_WHAT THE TASK REQUIRES_
Check every line of the entries below for the word "相遇时间", and copy the ones that have it.

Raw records
============================================================

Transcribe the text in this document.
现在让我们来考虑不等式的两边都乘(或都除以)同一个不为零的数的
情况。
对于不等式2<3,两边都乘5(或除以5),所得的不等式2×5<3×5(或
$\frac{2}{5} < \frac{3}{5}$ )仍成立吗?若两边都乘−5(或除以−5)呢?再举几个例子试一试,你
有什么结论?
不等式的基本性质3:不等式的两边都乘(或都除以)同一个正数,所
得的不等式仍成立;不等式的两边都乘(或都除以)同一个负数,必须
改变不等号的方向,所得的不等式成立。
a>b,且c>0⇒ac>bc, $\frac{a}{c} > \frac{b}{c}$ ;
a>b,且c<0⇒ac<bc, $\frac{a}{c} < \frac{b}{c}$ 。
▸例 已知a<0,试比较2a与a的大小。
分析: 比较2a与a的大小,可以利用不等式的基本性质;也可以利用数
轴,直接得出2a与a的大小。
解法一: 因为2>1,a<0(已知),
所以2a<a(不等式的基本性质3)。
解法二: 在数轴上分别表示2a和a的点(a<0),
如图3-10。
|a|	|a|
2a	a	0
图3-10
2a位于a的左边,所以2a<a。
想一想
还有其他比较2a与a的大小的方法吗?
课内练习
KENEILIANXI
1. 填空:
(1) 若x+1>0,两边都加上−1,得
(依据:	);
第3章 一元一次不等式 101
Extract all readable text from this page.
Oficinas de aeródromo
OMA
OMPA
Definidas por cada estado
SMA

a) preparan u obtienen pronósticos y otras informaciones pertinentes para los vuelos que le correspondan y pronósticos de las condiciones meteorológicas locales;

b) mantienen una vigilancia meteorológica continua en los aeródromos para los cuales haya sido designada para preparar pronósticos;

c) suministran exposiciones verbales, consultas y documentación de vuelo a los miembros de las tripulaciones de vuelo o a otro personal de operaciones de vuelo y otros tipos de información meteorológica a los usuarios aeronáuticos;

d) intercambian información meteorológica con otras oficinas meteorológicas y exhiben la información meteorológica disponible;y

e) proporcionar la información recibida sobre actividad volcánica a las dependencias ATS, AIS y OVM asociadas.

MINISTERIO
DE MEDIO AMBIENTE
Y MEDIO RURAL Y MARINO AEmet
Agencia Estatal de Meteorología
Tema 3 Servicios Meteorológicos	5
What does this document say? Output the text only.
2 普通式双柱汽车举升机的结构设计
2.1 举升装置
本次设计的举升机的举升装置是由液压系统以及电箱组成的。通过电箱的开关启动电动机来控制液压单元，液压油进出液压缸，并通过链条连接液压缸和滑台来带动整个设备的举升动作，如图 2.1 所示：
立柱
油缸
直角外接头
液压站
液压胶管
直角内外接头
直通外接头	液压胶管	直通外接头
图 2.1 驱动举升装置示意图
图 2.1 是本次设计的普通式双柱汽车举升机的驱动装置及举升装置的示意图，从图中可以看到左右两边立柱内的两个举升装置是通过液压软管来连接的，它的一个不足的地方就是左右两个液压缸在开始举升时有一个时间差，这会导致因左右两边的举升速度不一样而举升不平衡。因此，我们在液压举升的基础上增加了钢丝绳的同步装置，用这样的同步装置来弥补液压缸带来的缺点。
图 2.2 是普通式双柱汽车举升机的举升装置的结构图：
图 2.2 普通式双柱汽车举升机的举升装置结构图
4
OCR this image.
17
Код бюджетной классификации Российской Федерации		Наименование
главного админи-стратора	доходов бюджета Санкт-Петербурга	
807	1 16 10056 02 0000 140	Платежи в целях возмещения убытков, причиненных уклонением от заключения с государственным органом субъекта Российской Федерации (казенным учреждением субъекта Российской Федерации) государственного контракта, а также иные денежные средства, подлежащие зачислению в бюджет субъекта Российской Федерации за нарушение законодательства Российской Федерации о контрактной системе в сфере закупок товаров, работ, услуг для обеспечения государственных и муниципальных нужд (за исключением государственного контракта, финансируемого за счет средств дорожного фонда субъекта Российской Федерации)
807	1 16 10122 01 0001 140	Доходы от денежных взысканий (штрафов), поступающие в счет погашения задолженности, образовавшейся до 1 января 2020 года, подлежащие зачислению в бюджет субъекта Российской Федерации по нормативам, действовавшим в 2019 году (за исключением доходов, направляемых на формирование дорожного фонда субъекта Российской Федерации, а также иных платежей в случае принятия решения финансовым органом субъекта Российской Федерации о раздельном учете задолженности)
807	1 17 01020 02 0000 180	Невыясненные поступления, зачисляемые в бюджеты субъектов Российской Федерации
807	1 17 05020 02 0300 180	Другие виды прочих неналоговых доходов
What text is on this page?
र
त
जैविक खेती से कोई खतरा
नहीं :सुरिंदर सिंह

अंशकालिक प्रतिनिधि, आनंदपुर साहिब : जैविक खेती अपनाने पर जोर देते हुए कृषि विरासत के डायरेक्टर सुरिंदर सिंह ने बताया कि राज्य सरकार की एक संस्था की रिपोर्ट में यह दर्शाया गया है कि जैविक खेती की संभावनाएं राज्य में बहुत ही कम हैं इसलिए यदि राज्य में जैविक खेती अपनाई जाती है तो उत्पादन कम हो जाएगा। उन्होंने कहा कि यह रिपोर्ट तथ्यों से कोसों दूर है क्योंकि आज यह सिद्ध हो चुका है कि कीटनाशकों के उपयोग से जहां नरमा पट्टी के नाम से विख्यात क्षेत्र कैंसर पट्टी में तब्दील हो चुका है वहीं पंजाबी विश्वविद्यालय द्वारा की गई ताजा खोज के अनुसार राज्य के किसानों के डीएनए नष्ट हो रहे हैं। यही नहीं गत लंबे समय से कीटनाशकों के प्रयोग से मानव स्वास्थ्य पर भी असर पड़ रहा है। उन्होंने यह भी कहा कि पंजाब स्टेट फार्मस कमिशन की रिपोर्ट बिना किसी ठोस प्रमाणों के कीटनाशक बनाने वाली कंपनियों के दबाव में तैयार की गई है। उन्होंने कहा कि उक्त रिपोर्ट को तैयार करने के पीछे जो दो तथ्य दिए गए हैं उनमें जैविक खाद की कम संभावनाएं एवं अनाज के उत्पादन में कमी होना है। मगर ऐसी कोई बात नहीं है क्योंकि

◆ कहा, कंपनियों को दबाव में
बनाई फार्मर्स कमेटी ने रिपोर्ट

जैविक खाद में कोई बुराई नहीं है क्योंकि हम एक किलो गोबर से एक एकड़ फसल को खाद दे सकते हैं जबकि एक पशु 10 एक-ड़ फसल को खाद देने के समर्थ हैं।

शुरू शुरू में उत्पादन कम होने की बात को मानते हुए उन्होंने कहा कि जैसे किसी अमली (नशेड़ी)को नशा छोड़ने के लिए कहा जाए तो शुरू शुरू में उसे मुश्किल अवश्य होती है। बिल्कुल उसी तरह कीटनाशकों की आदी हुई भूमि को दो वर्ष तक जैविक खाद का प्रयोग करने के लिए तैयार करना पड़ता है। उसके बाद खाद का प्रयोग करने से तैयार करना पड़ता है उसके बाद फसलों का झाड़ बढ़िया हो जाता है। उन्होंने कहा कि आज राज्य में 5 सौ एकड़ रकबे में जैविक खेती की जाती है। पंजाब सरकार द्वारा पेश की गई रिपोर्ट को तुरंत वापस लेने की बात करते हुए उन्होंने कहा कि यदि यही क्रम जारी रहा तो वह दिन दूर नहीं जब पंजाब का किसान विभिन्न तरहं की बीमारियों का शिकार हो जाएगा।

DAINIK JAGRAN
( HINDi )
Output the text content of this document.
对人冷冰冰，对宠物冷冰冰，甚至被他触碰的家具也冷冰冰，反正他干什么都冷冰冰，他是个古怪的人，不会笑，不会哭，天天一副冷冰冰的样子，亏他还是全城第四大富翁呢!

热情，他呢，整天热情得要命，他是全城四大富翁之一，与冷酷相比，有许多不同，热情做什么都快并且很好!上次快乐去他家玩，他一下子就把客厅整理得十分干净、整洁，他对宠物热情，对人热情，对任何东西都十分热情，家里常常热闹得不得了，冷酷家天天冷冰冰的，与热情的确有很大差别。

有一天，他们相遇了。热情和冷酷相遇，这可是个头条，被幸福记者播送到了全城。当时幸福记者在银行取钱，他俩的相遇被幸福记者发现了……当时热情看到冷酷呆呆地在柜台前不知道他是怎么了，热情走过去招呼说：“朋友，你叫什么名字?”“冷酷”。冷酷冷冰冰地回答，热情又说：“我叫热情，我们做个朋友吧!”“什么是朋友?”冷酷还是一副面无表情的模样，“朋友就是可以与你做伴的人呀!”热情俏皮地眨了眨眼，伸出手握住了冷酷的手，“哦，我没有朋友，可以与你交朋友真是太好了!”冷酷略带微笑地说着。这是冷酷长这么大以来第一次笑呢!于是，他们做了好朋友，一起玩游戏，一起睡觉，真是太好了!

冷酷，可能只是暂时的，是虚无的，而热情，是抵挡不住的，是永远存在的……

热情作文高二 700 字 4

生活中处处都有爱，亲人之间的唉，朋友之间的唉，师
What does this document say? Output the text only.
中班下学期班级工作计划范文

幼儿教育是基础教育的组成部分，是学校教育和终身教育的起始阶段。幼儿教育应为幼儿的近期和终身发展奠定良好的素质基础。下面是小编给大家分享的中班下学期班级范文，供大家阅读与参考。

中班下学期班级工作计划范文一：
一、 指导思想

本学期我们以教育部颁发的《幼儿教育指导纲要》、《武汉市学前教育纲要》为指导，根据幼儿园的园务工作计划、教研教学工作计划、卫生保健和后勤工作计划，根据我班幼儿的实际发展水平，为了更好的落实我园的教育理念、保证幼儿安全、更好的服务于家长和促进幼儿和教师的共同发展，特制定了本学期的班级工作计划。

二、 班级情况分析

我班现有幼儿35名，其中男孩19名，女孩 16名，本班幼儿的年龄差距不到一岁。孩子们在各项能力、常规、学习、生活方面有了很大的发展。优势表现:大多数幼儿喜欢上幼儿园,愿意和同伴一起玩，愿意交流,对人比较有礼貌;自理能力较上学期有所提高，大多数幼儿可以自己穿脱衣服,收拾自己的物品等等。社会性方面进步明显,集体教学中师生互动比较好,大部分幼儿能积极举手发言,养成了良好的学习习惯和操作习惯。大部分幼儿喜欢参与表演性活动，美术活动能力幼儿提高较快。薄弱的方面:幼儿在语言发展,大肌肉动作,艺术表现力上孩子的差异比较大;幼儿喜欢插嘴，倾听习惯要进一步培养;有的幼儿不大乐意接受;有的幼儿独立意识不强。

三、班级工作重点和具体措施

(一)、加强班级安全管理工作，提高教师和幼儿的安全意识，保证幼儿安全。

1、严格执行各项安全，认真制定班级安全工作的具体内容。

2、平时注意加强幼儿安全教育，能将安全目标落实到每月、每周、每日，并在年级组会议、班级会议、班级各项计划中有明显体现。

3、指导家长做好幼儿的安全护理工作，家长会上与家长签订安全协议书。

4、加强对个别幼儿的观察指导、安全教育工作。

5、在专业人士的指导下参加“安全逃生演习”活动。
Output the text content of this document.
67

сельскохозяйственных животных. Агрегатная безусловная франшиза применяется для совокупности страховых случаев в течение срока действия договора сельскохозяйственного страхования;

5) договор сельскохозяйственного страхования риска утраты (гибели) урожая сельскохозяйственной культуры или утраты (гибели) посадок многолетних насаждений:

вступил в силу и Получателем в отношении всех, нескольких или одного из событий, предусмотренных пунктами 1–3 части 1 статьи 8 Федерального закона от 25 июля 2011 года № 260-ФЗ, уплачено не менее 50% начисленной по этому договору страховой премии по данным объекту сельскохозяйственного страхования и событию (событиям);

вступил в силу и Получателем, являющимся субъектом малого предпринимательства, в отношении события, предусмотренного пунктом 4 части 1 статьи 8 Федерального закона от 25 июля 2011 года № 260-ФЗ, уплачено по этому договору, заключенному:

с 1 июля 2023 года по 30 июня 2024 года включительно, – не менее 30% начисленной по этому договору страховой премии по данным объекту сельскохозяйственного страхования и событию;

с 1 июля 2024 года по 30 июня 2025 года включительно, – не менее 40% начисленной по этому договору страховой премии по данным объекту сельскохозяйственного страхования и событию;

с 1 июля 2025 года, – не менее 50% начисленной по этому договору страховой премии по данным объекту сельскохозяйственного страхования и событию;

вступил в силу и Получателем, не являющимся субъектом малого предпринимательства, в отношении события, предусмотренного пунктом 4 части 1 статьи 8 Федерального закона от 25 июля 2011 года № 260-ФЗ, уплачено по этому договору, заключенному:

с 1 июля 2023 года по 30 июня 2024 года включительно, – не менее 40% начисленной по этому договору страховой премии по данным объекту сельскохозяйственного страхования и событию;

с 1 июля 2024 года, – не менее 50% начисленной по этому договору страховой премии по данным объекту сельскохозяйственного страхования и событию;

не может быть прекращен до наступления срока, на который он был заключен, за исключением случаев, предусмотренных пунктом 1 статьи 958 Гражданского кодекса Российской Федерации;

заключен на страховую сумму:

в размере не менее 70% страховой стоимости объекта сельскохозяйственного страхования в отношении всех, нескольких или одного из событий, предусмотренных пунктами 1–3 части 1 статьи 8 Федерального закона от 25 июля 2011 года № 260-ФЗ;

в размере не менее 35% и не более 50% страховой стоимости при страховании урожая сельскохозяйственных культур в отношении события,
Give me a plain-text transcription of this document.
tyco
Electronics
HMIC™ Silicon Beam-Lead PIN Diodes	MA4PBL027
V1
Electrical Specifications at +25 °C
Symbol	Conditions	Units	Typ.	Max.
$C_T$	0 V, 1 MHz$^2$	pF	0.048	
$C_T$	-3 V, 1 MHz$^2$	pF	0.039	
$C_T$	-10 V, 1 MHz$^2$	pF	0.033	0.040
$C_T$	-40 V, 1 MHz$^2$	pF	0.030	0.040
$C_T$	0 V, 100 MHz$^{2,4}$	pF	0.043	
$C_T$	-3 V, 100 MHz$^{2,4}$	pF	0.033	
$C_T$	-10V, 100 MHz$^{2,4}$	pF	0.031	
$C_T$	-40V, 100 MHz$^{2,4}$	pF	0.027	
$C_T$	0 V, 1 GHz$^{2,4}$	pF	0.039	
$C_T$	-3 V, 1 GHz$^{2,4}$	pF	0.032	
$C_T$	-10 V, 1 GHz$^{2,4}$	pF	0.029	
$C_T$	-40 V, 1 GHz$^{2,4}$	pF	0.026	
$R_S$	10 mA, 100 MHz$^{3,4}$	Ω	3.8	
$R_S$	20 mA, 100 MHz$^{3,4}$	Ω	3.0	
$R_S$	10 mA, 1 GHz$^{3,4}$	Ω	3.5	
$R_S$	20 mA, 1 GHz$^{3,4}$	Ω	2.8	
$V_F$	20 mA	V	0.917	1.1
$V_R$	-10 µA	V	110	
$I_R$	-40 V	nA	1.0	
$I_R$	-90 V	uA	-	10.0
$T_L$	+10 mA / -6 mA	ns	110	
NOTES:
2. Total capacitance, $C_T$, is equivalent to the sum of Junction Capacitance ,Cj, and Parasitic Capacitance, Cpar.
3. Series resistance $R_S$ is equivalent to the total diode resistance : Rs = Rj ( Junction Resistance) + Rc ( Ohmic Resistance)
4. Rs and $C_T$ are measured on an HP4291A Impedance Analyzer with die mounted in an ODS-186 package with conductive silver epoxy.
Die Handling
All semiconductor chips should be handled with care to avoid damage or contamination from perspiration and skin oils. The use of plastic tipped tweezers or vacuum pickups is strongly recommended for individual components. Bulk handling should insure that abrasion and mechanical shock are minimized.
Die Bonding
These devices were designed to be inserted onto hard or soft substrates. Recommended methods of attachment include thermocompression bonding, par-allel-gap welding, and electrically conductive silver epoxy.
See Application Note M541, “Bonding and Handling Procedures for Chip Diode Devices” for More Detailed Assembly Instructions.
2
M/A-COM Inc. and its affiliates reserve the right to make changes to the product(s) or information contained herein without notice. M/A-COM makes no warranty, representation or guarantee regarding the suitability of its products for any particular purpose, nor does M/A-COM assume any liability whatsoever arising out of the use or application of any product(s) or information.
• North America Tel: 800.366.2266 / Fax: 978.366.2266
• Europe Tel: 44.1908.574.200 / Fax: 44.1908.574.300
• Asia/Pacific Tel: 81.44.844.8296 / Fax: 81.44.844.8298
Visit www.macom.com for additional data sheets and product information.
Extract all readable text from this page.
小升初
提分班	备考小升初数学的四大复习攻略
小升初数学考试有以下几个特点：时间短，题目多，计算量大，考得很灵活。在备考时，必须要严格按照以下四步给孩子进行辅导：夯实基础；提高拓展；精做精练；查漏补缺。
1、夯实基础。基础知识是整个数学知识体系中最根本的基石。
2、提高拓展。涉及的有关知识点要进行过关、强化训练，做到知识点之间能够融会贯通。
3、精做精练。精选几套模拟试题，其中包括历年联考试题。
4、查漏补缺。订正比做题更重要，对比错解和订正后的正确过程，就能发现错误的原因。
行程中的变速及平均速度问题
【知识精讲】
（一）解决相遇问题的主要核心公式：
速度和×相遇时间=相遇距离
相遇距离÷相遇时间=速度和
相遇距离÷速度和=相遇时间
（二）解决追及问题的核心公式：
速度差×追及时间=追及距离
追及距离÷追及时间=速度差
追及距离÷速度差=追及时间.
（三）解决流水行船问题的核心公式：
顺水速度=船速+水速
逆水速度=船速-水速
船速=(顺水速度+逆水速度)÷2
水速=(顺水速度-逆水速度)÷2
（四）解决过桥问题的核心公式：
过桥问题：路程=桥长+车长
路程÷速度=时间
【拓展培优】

============================================================

_EXERCISE RESULT_
速度和×相遇时间=相遇距离
相遇距离÷相遇时间=速度和
相遇距离÷速度和=相遇时间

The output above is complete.